_Your goal_.
Go through the data below. Pull out every line that has the word "点的振动图像".

+++

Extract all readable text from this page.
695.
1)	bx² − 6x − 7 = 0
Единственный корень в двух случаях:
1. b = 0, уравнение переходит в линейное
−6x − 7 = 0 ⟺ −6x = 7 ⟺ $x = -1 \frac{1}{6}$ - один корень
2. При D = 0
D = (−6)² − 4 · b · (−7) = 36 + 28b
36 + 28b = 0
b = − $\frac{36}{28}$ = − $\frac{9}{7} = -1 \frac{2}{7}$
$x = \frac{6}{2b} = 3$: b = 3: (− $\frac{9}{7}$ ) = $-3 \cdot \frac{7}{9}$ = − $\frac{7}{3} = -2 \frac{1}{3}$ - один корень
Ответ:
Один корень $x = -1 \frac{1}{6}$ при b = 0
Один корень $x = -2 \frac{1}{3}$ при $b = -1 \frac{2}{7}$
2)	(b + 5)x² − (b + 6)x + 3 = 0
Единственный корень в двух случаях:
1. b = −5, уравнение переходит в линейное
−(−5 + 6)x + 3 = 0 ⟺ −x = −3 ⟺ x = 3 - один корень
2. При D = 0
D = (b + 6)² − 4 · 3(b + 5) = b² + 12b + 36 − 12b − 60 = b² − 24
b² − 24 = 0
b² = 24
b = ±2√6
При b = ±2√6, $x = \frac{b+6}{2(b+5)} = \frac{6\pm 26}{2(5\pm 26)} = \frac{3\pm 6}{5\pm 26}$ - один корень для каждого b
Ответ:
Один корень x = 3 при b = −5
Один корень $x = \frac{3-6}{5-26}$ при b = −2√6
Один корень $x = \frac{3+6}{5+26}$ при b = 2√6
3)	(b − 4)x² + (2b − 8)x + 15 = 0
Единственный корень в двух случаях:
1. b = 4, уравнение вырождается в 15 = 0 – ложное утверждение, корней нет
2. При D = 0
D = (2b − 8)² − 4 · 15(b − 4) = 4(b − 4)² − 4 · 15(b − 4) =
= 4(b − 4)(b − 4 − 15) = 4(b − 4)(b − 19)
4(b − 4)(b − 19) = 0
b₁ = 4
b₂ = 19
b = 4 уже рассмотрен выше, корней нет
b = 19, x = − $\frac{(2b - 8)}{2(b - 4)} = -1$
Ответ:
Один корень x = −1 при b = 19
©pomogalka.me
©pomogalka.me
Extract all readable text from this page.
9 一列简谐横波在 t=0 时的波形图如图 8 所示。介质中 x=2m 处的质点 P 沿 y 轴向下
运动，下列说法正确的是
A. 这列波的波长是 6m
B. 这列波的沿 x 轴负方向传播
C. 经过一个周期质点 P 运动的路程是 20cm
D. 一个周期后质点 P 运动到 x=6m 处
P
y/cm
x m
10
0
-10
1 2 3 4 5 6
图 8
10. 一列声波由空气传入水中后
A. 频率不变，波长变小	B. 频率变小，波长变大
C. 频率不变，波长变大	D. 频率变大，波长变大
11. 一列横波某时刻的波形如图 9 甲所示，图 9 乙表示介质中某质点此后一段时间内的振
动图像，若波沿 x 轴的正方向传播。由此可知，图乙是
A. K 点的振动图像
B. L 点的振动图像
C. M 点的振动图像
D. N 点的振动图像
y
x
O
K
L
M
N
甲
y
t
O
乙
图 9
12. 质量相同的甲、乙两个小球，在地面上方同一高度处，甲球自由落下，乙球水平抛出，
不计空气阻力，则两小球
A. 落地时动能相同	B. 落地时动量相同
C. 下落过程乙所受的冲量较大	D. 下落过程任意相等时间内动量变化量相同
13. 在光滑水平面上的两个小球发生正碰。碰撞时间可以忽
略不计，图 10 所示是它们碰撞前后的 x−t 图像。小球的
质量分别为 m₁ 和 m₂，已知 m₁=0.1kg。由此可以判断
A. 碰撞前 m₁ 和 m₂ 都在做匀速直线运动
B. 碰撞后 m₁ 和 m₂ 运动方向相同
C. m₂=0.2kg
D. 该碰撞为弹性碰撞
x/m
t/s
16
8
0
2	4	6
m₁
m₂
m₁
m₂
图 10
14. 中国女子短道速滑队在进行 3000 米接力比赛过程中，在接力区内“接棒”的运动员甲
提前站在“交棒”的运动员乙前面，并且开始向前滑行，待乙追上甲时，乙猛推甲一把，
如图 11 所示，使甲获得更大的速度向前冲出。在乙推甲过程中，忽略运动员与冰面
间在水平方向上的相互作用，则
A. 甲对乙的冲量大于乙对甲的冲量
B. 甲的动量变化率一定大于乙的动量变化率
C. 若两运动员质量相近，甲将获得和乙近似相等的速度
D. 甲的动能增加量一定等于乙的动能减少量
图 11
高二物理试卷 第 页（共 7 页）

+++

_Answer to the exercise_.
A. K 点的振动图像
B. L 点的振动图像
C. M 点的振动图像
D. N 点的振动图像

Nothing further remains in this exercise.